_Given request_
Can you pull out each line of the data below that includes the word "正确的是"?

Records contained in a dataset:
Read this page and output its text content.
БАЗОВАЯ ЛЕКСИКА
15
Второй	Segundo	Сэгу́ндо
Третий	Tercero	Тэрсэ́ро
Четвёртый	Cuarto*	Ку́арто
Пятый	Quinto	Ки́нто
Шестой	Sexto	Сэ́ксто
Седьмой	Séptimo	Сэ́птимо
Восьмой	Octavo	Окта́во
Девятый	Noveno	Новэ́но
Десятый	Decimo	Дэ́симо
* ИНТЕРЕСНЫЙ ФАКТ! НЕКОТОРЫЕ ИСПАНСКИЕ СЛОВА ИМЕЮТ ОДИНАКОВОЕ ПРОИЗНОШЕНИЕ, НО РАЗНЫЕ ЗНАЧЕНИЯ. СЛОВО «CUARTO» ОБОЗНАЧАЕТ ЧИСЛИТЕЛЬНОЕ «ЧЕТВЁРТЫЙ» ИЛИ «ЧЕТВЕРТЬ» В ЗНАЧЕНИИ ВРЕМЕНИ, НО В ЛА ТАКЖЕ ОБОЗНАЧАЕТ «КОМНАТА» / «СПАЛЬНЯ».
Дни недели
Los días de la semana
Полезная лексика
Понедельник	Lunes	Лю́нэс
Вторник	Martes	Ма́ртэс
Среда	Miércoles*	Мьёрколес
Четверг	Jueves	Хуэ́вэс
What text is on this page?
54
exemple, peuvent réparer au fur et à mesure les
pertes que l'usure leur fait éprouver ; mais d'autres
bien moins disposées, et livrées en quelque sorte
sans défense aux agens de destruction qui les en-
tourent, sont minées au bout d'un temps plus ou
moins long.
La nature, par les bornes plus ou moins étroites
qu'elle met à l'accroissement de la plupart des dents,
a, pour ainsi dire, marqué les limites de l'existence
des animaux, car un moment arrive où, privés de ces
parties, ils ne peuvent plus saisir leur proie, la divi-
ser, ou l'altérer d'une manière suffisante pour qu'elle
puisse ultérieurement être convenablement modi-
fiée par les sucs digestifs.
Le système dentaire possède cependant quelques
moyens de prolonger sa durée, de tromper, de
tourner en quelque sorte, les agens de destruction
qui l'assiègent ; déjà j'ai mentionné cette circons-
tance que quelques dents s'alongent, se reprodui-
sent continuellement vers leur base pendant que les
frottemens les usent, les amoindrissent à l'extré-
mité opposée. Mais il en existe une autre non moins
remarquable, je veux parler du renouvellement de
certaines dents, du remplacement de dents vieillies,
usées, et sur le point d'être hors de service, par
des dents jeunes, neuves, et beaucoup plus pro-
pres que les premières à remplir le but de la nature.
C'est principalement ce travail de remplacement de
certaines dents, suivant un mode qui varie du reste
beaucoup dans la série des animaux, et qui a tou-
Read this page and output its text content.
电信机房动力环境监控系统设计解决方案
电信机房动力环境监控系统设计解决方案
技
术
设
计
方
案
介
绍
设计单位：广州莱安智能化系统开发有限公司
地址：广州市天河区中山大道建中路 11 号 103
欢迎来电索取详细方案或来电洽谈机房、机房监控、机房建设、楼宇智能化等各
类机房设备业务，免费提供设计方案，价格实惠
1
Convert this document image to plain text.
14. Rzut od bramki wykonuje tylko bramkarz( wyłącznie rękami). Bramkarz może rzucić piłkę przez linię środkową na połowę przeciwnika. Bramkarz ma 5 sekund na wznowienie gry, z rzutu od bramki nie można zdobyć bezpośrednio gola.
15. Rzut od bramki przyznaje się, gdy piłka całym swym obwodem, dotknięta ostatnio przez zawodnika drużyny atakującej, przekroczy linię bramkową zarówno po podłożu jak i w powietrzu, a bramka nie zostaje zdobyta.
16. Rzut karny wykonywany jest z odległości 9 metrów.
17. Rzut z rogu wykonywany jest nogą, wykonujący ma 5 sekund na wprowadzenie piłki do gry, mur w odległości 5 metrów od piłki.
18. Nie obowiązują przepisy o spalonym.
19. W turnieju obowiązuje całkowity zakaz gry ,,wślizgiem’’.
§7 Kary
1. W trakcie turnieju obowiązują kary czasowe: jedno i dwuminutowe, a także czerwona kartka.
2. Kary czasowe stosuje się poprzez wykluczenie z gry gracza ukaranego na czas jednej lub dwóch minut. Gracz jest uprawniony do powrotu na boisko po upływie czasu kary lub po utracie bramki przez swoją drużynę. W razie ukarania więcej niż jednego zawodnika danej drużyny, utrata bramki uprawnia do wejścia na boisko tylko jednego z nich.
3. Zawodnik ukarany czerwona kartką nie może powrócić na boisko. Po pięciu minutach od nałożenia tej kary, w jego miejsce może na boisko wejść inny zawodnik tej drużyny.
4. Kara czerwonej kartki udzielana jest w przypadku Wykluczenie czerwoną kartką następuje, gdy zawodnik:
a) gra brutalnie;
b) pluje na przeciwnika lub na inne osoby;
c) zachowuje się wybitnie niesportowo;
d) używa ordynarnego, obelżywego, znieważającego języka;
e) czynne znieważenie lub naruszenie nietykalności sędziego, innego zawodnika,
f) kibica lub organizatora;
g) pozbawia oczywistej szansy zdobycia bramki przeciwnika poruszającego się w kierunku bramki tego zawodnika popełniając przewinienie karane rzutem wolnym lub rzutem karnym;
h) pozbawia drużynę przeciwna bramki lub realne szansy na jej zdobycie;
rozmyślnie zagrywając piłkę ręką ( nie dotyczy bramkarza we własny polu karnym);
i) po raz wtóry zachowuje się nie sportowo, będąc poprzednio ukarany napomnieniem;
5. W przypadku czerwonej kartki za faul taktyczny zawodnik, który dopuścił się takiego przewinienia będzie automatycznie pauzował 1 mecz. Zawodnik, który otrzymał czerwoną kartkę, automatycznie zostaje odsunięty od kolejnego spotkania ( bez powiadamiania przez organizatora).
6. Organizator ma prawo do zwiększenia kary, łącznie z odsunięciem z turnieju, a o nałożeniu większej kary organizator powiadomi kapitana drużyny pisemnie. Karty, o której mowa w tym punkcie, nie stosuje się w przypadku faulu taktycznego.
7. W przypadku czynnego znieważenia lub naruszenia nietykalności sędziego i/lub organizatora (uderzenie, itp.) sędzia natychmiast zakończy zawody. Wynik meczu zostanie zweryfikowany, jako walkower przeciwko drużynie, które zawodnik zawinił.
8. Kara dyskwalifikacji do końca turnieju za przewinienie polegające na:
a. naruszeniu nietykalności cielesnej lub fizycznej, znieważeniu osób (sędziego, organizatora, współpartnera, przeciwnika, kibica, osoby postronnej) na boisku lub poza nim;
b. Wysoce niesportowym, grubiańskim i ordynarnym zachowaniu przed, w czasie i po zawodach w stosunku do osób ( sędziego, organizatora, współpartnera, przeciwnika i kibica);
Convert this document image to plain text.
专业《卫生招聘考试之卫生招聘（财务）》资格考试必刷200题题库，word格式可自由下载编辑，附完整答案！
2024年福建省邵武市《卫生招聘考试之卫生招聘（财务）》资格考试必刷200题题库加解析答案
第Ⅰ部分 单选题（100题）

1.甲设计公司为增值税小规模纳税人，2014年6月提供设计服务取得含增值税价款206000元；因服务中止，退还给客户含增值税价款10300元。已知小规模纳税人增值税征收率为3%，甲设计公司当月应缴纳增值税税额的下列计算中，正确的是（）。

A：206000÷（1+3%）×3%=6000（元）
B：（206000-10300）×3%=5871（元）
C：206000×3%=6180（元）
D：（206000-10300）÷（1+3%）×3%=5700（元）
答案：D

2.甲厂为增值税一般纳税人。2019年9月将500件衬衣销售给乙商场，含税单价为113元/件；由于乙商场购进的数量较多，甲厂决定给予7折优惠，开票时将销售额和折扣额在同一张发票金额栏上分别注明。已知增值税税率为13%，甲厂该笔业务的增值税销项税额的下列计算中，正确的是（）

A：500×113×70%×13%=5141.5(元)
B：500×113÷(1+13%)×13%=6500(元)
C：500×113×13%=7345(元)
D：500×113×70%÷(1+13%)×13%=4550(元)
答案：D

_Response to this exercise_
1.甲设计公司为增值税小规模纳税人，2014年6月提供设计服务取得含增值税价款206000元；因服务中止，退还给客户含增值税价款10300元。已知小规模纳税人增值税征收率为3%，甲设计公司当月应缴纳增值税税额的下列计算中，正确的是（）。
2.甲厂为增值税一般纳税人。2019年9月将500件衬衣销售给乙商场，含税单价为113元/件；由于乙商场购进的数量较多，甲厂决定给予7折优惠，开票时将销售额和折扣额在同一张发票金额栏上分别注明。已知增值税税率为13%，甲厂该笔业务的增值税销项税额的下列计算中，正确的是（）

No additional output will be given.